Copy the lines below verbatim, but only from the line containing "Enumerate this screenshot's" through the end of the data.
━━━━━ DATA SHOWN
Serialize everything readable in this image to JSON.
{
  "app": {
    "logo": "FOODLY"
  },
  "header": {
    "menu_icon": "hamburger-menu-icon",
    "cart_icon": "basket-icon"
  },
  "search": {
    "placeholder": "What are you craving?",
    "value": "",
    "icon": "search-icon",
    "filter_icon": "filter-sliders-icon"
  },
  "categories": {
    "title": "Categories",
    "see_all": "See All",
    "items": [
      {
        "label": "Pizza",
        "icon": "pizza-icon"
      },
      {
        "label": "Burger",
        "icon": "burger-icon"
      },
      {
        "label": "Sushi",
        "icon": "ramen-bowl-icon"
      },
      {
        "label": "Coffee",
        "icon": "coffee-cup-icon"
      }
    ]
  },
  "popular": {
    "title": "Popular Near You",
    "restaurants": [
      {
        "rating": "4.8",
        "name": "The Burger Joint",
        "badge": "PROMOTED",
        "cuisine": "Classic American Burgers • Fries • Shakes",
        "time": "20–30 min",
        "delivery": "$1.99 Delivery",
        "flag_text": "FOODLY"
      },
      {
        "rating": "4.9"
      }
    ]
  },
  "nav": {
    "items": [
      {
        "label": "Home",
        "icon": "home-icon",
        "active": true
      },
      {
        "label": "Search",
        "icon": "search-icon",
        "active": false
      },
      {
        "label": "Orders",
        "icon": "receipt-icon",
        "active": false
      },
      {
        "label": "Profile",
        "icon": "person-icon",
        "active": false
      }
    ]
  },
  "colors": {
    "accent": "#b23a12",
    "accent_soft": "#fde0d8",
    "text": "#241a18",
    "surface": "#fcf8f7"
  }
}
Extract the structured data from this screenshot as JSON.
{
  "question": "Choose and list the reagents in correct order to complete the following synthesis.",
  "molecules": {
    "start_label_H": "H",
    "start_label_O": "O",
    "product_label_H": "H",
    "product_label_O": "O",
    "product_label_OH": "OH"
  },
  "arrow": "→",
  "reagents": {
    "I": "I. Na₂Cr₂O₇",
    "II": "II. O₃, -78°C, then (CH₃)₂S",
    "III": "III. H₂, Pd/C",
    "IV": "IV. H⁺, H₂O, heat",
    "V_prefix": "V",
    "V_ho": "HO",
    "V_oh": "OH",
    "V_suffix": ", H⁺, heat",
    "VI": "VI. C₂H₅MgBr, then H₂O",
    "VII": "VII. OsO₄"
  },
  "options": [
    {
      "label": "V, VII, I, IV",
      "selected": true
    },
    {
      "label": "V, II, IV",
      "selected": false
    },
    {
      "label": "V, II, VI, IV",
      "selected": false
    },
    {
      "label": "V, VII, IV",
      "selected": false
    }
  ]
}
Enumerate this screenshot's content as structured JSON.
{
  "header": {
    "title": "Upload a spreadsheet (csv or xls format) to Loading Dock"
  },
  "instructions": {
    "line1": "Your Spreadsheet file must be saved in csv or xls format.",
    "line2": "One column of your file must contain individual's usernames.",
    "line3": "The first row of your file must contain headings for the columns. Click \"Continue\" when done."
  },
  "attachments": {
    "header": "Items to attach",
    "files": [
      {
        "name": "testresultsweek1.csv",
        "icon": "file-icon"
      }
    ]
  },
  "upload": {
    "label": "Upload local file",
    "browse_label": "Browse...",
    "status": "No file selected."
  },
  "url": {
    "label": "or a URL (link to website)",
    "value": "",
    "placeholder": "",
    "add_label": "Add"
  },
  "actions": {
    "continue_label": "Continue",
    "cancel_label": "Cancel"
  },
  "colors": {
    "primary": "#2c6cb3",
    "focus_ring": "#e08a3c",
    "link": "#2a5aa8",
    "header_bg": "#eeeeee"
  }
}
━━━━━━━━━━
EXERCISE OUTPUT:
Enumerate this screenshot's content as structured JSON.
{
  "header": {
    "title": "Upload a spreadsheet (csv or xls format) to Loading Dock"
  },
  "instructions": {
    "line1": "Your Spreadsheet file must be saved in csv or xls format.",
    "line2": "One column of your file must contain individual's usernames.",
    "line3": "The first row of your file must contain headings for the columns. Click \"Continue\" when done."
  },
  "attachments": {
    "header": "Items to attach",
    "files": [
      {
        "name": "testresultsweek1.csv",
        "icon": "file-icon"
      }
    ]
  },
  "upload": {
    "label": "Upload local file",
    "browse_label": "Browse...",
    "status": "No file selected."
  },
  "url": {
    "label": "or a URL (link to website)",
    "value": "",
    "placeholder": "",
    "add_label": "Add"
  },
  "actions": {
    "continue_label": "Continue",
    "cancel_label": "Cancel"
  },
  "colors": {
    "primary": "#2c6cb3",
    "focus_ring": "#e08a3c",
    "link": "#2a5aa8",
    "header_bg": "#eeeeee"
  }
}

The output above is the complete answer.